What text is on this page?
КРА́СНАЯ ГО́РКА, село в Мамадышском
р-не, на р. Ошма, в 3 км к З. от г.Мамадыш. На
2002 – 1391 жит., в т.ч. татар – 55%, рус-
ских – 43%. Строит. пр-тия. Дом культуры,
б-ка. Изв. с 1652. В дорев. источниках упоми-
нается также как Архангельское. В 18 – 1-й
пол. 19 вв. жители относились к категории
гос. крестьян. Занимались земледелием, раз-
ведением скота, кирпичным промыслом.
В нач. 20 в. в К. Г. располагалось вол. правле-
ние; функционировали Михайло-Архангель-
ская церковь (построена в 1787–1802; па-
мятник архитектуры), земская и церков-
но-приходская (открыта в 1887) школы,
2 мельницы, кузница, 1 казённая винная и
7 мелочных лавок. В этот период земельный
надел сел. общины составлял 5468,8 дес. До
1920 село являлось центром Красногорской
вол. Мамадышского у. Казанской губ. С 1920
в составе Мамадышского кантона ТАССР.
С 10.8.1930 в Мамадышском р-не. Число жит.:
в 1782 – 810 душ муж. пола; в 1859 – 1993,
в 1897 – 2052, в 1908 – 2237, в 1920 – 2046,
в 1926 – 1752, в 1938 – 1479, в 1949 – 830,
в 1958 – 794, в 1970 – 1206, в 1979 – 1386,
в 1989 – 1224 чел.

## Problem details
Take the listing above and set it down exactly.

## Expected answer
What text is on this page?
КРА́СНАЯ ГО́РКА, село в Мамадышском
р-не, на р. Ошма, в 3 км к З. от г.Мамадыш. На
2002 – 1391 жит., в т.ч. татар – 55%, рус-
ских – 43%. Строит. пр-тия. Дом культуры,
б-ка. Изв. с 1652. В дорев. источниках упоми-
нается также как Архангельское. В 18 – 1-й
пол. 19 вв. жители относились к категории
гос. крестьян. Занимались земледелием, раз-
ведением скота, кирпичным промыслом.
В нач. 20 в. в К. Г. располагалось вол. правле-
ние; функционировали Михайло-Архангель-
ская церковь (построена в 1787–1802; па-
мятник архитектуры), земская и церков-
но-приходская (открыта в 1887) школы,
2 мельницы, кузница, 1 казённая винная и
7 мелочных лавок. В этот период земельный
надел сел. общины составлял 5468,8 дес. До
1920 село являлось центром Красногорской
вол. Мамадышского у. Казанской губ. С 1920
в составе Мамадышского кантона ТАССР.
С 10.8.1930 в Мамадышском р-не. Число жит.:
в 1782 – 810 душ муж. пола; в 1859 – 1993,
в 1897 – 2052, в 1908 – 2237, в 1920 – 2046,
в 1926 – 1752, в 1938 – 1479, в 1949 – 830,
в 1958 – 794, в 1970 – 1206, в 1979 – 1386,
в 1989 – 1224 чел.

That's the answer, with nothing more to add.